Make an exact copy of all the entries, but do not reproduce the pictures.

Records contained in a dataset:

+===+

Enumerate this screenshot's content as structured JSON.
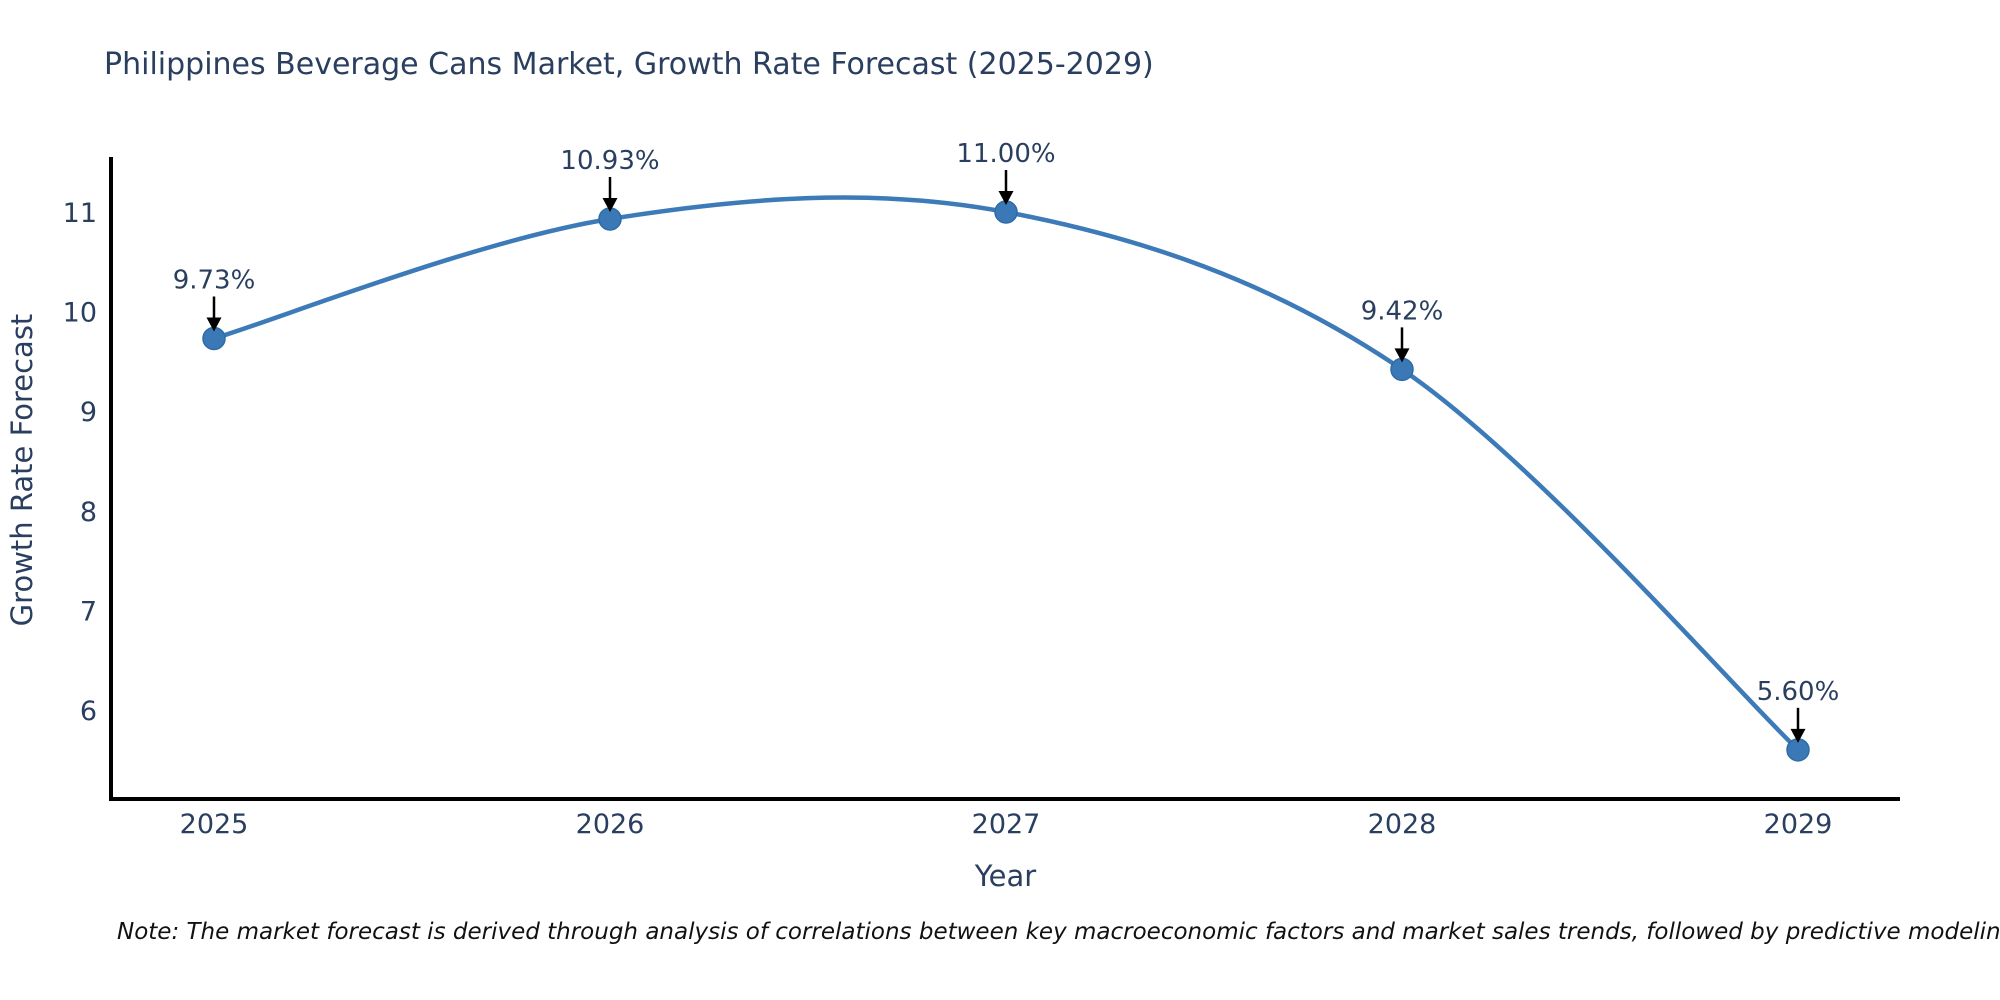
{
  "figure": {
    "title": "Philippines Beverage Cans Market, Growth Rate Forecast (2025-2029)",
    "note": "Note: The market forecast is derived through analysis of correlations between key macroeconomic factors and market sales trends, followed by predictive modeling to project future sales"
  },
  "chart_data": {
    "type": "line",
    "title": "Philippines Beverage Cans Market, Growth Rate Forecast (2025-2029)",
    "categories": [
      "2025",
      "2026",
      "2027",
      "2028",
      "2029"
    ],
    "series": [
      {
        "name": "Growth Rate Forecast",
        "values": [
          9.73,
          10.93,
          11.0,
          9.42,
          5.6
        ],
        "point_labels": [
          "9.73%",
          "10.93%",
          "11.00%",
          "9.42%",
          "5.60%"
        ]
      }
    ],
    "xlabel": "Year",
    "ylabel": "Growth Rate Forecast",
    "yticks": [
      6,
      7,
      8,
      9,
      10,
      11
    ],
    "ylim": [
      5.1,
      11.6
    ],
    "grid": false,
    "legend_position": "none",
    "line_shape": "spline",
    "annotations": "value labels with down arrows above each point",
    "colors": {
      "line": "#3d7ab8",
      "marker": "#3a78b6",
      "marker_edge": "#2e6ca8",
      "text": "#2a3f5f",
      "axis": "#000000",
      "arrow": "#000000",
      "note": "#111111",
      "background": "#ffffff"
    }
  }
}
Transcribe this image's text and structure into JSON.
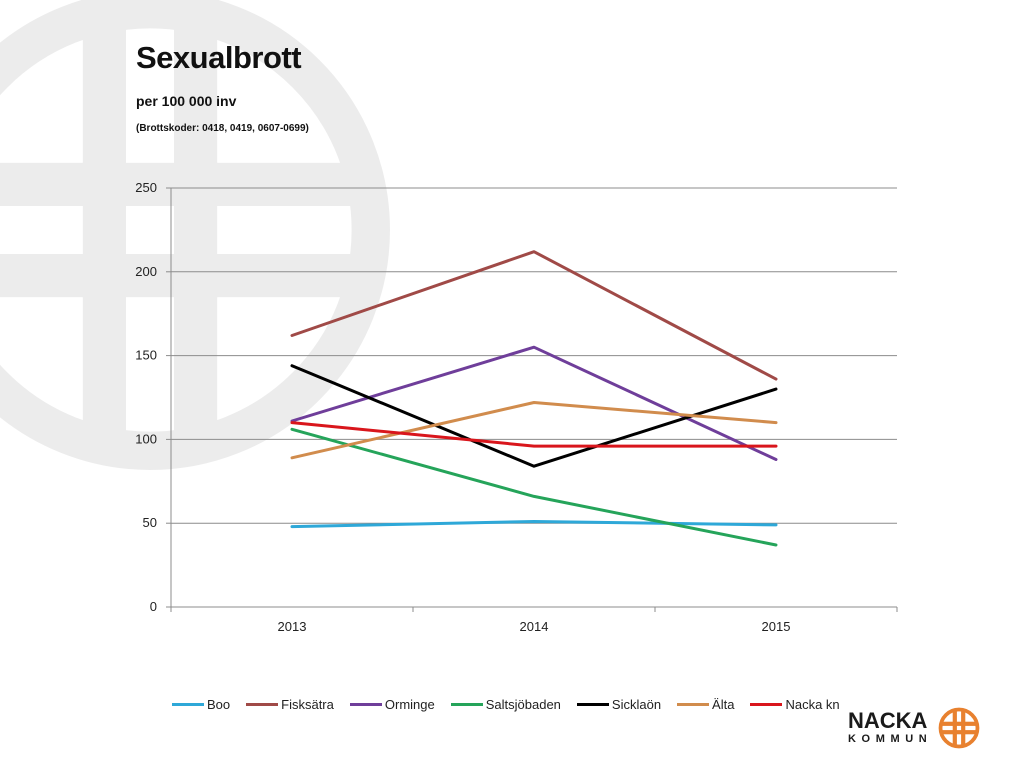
{
  "slide": {
    "title": "Sexualbrott",
    "subtitle": "per 100 000 inv",
    "codes": "(Brottskoder: 0418, 0419, 0607-0699)"
  },
  "logo": {
    "name": "NACKA",
    "sub": "KOMMUN",
    "color": "#e8812f"
  },
  "chart_data": {
    "type": "line",
    "categories": [
      "2013",
      "2014",
      "2015"
    ],
    "ylim": [
      0,
      250
    ],
    "yticks": [
      0,
      50,
      100,
      150,
      200,
      250
    ],
    "grid": true,
    "legend_position": "bottom",
    "xlabel": "",
    "ylabel": "",
    "series": [
      {
        "name": "Boo",
        "color": "#2ea8d8",
        "values": [
          48,
          51,
          49
        ]
      },
      {
        "name": "Fisksätra",
        "color": "#a04a47",
        "values": [
          162,
          212,
          136
        ]
      },
      {
        "name": "Orminge",
        "color": "#6f3e9a",
        "values": [
          111,
          155,
          88
        ]
      },
      {
        "name": "Saltsjöbaden",
        "color": "#25a45a",
        "values": [
          106,
          66,
          37
        ]
      },
      {
        "name": "Sicklaön",
        "color": "#000000",
        "values": [
          144,
          84,
          130
        ]
      },
      {
        "name": "Älta",
        "color": "#d18c4d",
        "values": [
          89,
          122,
          110
        ]
      },
      {
        "name": "Nacka kn",
        "color": "#d9161c",
        "values": [
          110,
          96,
          96
        ]
      }
    ]
  }
}
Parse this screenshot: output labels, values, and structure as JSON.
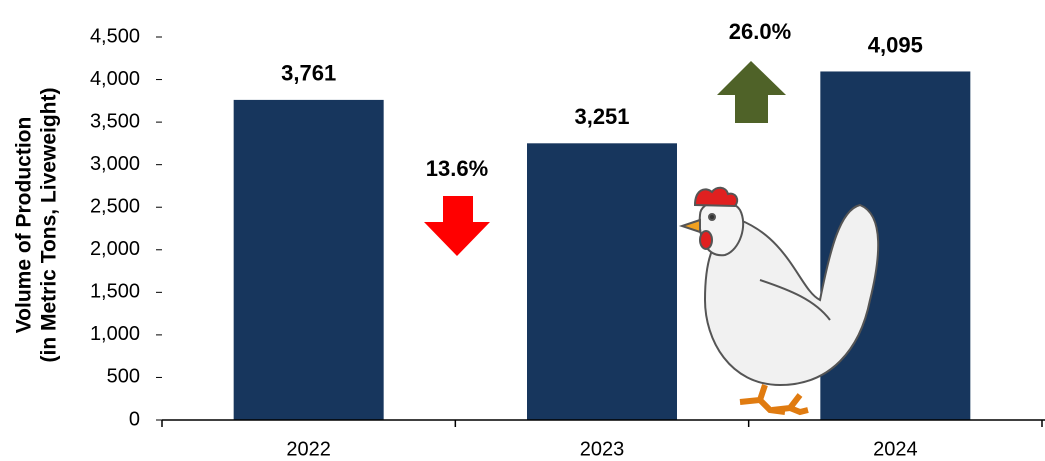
{
  "chart_data": {
    "type": "bar",
    "y_axis_label": [
      "Volume of Production",
      "(in Metric Tons, Liveweight)"
    ],
    "categories": [
      "2022",
      "2023",
      "2024"
    ],
    "values": [
      3761,
      3251,
      4095
    ],
    "value_labels": [
      "3,761",
      "3,251",
      "4,095"
    ],
    "color": "#17365d",
    "ylim": [
      0,
      4500
    ],
    "yticks": [
      0,
      500,
      {
        "value": 1000,
        "label": "1,000"
      },
      {
        "value": 1500,
        "label": "1,500"
      },
      {
        "value": 2000,
        "label": "2,000"
      },
      {
        "value": 2500,
        "label": "2,500"
      },
      {
        "value": 3000,
        "label": "3,000"
      },
      {
        "value": 3500,
        "label": "3,500"
      },
      {
        "value": 4000,
        "label": "4,000"
      },
      {
        "value": 4500,
        "label": "4,500"
      }
    ],
    "grid": false,
    "annotations": [
      {
        "text": "13.6%",
        "color": "#ff0000"
      },
      {
        "text": "26.0%",
        "color": "#4f6228"
      }
    ]
  }
}
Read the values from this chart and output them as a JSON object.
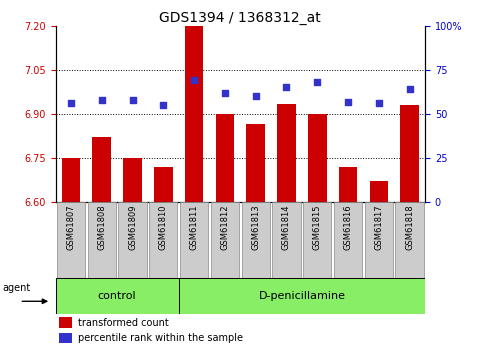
{
  "title": "GDS1394 / 1368312_at",
  "samples": [
    "GSM61807",
    "GSM61808",
    "GSM61809",
    "GSM61810",
    "GSM61811",
    "GSM61812",
    "GSM61813",
    "GSM61814",
    "GSM61815",
    "GSM61816",
    "GSM61817",
    "GSM61818"
  ],
  "bar_values": [
    6.75,
    6.82,
    6.75,
    6.72,
    7.2,
    6.9,
    6.865,
    6.935,
    6.9,
    6.72,
    6.67,
    6.93
  ],
  "dot_values": [
    56,
    58,
    58,
    55,
    69,
    62,
    60,
    65,
    68,
    57,
    56,
    64
  ],
  "ylim_left": [
    6.6,
    7.2
  ],
  "ylim_right": [
    0,
    100
  ],
  "yticks_left": [
    6.6,
    6.75,
    6.9,
    7.05,
    7.2
  ],
  "yticks_right": [
    0,
    25,
    50,
    75,
    100
  ],
  "bar_color": "#cc0000",
  "dot_color": "#3333cc",
  "bar_width": 0.6,
  "control_count": 4,
  "group_labels": [
    "control",
    "D-penicillamine"
  ],
  "group_bg": "#88ee66",
  "tick_bg": "#cccccc",
  "legend_bar_label": "transformed count",
  "legend_dot_label": "percentile rank within the sample",
  "agent_label": "agent",
  "grid_color": "#000000",
  "left_tick_color": "#cc0000",
  "right_tick_color": "#0000cc",
  "plot_bg": "#ffffff",
  "title_fontsize": 10,
  "tick_fontsize": 7,
  "sample_fontsize": 6
}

+===+

> _Exercise answer_
Enumerate this screenshot's content as structured JSON.
{
  "figure": {
    "title": "Philippines Beverage Cans Market, Growth Rate Forecast (2025-2029)",
    "note": "Note: The market forecast is derived through analysis of correlations between key macroeconomic factors and market sales trends, followed by predictive modeling to project future sales"
  },
  "chart_data": {
    "type": "line",
    "title": "Philippines Beverage Cans Market, Growth Rate Forecast (2025-2029)",
    "categories": [
      "2025",
      "2026",
      "2027",
      "2028",
      "2029"
    ],
    "series": [
      {
        "name": "Growth Rate Forecast",
        "values": [
          9.73,
          10.93,
          11.0,
          9.42,
          5.6
        ],
        "point_labels": [
          "9.73%",
          "10.93%",
          "11.00%",
          "9.42%",
          "5.60%"
        ]
      }
    ],
    "xlabel": "Year",
    "ylabel": "Growth Rate Forecast",
    "yticks": [
      6,
      7,
      8,
      9,
      10,
      11
    ],
    "ylim": [
      5.1,
      11.6
    ],
    "grid": false,
    "legend_position": "none",
    "line_shape": "spline",
    "annotations": "value labels with down arrows above each point",
    "colors": {
      "line": "#3d7ab8",
      "marker": "#3a78b6",
      "marker_edge": "#2e6ca8",
      "text": "#2a3f5f",
      "axis": "#000000",
      "arrow": "#000000",
      "note": "#111111",
      "background": "#ffffff"
    }
  }
}
Transcribe this image's text and structure into JSON.
{
  "slide": {
    "title": "Sexualbrott",
    "subtitle": "per 100 000 inv",
    "codes": "(Brottskoder: 0418, 0419, 0607-0699)"
  },
  "logo": {
    "name": "NACKA",
    "sub": "KOMMUN",
    "color": "#e8812f"
  },
  "chart_data": {
    "type": "line",
    "categories": [
      "2013",
      "2014",
      "2015"
    ],
    "ylim": [
      0,
      250
    ],
    "yticks": [
      0,
      50,
      100,
      150,
      200,
      250
    ],
    "grid": true,
    "legend_position": "bottom",
    "xlabel": "",
    "ylabel": "",
    "series": [
      {
        "name": "Boo",
        "color": "#2ea8d8",
        "values": [
          48,
          51,
          49
        ]
      },
      {
        "name": "Fisksätra",
        "color": "#a04a47",
        "values": [
          162,
          212,
          136
        ]
      },
      {
        "name": "Orminge",
        "color": "#6f3e9a",
        "values": [
          111,
          155,
          88
        ]
      },
      {
        "name": "Saltsjöbaden",
        "color": "#25a45a",
        "values": [
          106,
          66,
          37
        ]
      },
      {
        "name": "Sicklaön",
        "color": "#000000",
        "values": [
          144,
          84,
          130
        ]
      },
      {
        "name": "Älta",
        "color": "#d18c4d",
        "values": [
          89,
          122,
          110
        ]
      },
      {
        "name": "Nacka kn",
        "color": "#d9161c",
        "values": [
          110,
          96,
          96
        ]
      }
    ]
  }
}
Parse this screenshot: output labels, values, and structure as JSON.
{
  "chart_data": {
    "type": "bar",
    "y_axis_label": [
      "Volume of Production",
      "(in Metric Tons, Liveweight)"
    ],
    "categories": [
      "2022",
      "2023",
      "2024"
    ],
    "values": [
      3761,
      3251,
      4095
    ],
    "value_labels": [
      "3,761",
      "3,251",
      "4,095"
    ],
    "color": "#17365d",
    "ylim": [
      0,
      4500
    ],
    "yticks": [
      0,
      500,
      {
        "value": 1000,
        "label": "1,000"
      },
      {
        "value": 1500,
        "label": "1,500"
      },
      {
        "value": 2000,
        "label": "2,000"
      },
      {
        "value": 2500,
        "label": "2,500"
      },
      {
        "value": 3000,
        "label": "3,000"
      },
      {
        "value": 3500,
        "label": "3,500"
      },
      {
        "value": 4000,
        "label": "4,000"
      },
      {
        "value": 4500,
        "label": "4,500"
      }
    ],
    "grid": false,
    "annotations": [
      {
        "text": "13.6%",
        "color": "#ff0000"
      },
      {
        "text": "26.0%",
        "color": "#4f6228"
      }
    ]
  }
}
Read the values from this chart and output them as a JSON object.
{
  "title": "GDS1394 / 1368312_at",
  "samples": [
    "GSM61807",
    "GSM61808",
    "GSM61809",
    "GSM61810",
    "GSM61811",
    "GSM61812",
    "GSM61813",
    "GSM61814",
    "GSM61815",
    "GSM61816",
    "GSM61817",
    "GSM61818"
  ],
  "bar_values": [
    6.75,
    6.82,
    6.75,
    6.72,
    7.2,
    6.9,
    6.865,
    6.935,
    6.9,
    6.72,
    6.67,
    6.93
  ],
  "dot_values": [
    56,
    58,
    58,
    55,
    69,
    62,
    60,
    65,
    68,
    57,
    56,
    64
  ],
  "ylim_left": [
    6.6,
    7.2
  ],
  "ylim_right": [
    0,
    100
  ],
  "yticks_left": [
    6.6,
    6.75,
    6.9,
    7.05,
    7.2
  ],
  "yticks_right": [
    0,
    25,
    50,
    75,
    100
  ],
  "bar_color": "#cc0000",
  "dot_color": "#3333cc",
  "bar_width": 0.6,
  "control_count": 4,
  "group_labels": [
    "control",
    "D-penicillamine"
  ],
  "group_bg": "#88ee66",
  "tick_bg": "#cccccc",
  "legend_bar_label": "transformed count",
  "legend_dot_label": "percentile rank within the sample",
  "agent_label": "agent",
  "grid_color": "#000000",
  "left_tick_color": "#cc0000",
  "right_tick_color": "#0000cc",
  "plot_bg": "#ffffff",
  "title_fontsize": 10,
  "tick_fontsize": 7,
  "sample_fontsize": 6
}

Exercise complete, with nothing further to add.